MATERIAL SHOWN →
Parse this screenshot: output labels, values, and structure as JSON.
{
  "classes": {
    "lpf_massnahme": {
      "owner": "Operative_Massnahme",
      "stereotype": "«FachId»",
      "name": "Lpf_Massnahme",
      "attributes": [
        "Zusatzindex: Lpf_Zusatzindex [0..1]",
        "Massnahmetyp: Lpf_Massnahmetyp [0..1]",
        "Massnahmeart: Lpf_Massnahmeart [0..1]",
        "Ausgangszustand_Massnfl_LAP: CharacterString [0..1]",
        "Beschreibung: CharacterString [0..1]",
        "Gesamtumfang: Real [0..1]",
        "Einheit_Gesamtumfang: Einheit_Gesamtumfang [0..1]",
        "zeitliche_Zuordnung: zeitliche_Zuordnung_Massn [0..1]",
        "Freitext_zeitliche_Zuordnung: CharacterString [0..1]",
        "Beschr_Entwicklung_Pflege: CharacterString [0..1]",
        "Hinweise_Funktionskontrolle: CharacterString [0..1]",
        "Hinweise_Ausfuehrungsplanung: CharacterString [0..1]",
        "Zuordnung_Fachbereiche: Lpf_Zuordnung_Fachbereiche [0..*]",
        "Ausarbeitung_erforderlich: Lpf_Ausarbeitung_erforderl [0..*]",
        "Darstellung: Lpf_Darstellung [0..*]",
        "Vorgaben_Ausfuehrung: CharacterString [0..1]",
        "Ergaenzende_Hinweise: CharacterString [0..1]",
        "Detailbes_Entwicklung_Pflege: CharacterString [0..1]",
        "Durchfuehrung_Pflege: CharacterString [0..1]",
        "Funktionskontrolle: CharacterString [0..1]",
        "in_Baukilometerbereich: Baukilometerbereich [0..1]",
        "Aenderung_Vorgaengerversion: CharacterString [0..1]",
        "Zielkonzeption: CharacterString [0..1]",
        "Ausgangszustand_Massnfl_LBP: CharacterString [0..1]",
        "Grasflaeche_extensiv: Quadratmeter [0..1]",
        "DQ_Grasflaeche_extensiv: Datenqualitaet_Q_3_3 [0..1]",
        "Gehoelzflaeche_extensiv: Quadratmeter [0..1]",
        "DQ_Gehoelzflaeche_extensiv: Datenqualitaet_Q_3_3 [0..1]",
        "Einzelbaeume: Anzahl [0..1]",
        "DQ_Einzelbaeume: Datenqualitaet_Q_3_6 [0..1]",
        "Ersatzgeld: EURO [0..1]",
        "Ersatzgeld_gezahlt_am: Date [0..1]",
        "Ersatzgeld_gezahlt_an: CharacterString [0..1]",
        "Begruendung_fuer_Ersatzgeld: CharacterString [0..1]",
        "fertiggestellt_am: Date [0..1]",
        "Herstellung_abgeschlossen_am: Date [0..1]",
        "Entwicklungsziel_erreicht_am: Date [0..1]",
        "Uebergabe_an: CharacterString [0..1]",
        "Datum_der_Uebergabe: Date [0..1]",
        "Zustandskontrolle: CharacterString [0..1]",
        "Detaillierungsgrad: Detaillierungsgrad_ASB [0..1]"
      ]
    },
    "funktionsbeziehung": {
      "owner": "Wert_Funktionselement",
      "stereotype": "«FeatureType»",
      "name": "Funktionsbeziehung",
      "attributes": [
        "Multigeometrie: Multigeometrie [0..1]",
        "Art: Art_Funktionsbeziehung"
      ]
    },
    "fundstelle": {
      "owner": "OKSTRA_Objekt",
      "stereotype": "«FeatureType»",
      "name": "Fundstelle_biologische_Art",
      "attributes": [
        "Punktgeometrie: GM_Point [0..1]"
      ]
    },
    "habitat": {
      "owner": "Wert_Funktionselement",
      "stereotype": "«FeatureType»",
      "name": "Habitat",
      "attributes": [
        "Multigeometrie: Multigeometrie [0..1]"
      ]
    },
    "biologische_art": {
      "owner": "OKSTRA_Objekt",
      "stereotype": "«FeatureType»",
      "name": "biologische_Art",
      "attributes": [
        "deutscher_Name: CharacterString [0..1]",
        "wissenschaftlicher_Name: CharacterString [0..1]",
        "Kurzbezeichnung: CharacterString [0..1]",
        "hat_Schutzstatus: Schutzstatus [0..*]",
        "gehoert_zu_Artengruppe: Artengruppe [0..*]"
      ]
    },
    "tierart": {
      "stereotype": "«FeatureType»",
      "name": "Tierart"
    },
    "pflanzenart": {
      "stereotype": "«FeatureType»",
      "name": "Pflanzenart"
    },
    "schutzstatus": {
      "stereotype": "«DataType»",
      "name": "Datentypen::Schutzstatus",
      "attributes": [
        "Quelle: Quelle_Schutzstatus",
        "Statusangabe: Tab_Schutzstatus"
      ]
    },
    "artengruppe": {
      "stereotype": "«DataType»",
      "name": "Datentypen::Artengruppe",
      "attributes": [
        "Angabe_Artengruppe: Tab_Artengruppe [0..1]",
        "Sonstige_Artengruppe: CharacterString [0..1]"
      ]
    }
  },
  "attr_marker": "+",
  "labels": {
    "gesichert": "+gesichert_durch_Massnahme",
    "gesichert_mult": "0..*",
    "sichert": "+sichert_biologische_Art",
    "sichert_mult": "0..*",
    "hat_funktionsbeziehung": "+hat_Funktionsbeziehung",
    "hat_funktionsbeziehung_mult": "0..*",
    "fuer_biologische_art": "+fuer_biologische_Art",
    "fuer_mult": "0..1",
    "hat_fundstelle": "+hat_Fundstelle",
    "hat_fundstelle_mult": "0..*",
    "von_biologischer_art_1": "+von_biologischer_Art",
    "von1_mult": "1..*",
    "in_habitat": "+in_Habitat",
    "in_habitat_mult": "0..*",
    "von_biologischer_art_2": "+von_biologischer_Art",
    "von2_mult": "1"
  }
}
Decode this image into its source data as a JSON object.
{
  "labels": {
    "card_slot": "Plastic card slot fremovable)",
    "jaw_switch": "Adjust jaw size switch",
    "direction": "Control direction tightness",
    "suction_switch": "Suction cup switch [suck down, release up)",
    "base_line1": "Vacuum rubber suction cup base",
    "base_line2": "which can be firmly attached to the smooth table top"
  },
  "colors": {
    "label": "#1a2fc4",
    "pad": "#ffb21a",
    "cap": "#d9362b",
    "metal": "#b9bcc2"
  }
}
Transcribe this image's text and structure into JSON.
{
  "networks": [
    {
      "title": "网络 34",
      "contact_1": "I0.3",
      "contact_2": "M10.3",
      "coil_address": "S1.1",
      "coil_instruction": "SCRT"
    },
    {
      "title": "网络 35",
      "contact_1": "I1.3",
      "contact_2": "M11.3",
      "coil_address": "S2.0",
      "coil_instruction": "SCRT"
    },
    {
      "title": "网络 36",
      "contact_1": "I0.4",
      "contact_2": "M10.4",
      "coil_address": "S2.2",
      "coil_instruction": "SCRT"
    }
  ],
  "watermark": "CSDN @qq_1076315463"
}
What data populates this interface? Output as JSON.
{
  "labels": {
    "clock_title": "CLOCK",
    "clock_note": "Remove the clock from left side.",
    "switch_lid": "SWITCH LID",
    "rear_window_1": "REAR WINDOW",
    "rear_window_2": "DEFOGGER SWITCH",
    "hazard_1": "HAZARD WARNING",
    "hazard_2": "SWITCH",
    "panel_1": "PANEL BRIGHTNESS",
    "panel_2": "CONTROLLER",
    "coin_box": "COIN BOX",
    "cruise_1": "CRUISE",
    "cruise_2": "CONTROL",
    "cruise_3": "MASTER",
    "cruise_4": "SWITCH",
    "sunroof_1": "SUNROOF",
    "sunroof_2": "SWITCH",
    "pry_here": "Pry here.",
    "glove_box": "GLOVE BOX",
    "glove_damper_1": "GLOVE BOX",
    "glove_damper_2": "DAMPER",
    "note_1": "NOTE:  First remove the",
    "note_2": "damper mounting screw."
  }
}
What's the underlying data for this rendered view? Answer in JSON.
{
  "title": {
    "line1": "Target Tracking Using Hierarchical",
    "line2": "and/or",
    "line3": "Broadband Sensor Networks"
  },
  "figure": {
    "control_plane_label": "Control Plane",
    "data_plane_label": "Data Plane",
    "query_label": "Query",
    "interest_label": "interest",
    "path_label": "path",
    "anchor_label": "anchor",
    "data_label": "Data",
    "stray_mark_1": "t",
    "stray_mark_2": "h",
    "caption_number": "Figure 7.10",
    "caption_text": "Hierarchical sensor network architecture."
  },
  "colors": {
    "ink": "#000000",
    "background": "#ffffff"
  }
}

SHORT PROBLEM → Copy only the stretch running from the line containing "What's the underlying" to the final line of the entries, both ends included, exactly as it stands.

EXERCISE SOLUTION →
What's the underlying data for this rendered view? Answer in JSON.
{
  "title": {
    "line1": "Target Tracking Using Hierarchical",
    "line2": "and/or",
    "line3": "Broadband Sensor Networks"
  },
  "figure": {
    "control_plane_label": "Control Plane",
    "data_plane_label": "Data Plane",
    "query_label": "Query",
    "interest_label": "interest",
    "path_label": "path",
    "anchor_label": "anchor",
    "data_label": "Data",
    "stray_mark_1": "t",
    "stray_mark_2": "h",
    "caption_number": "Figure 7.10",
    "caption_text": "Hierarchical sensor network architecture."
  },
  "colors": {
    "ink": "#000000",
    "background": "#ffffff"
  }
}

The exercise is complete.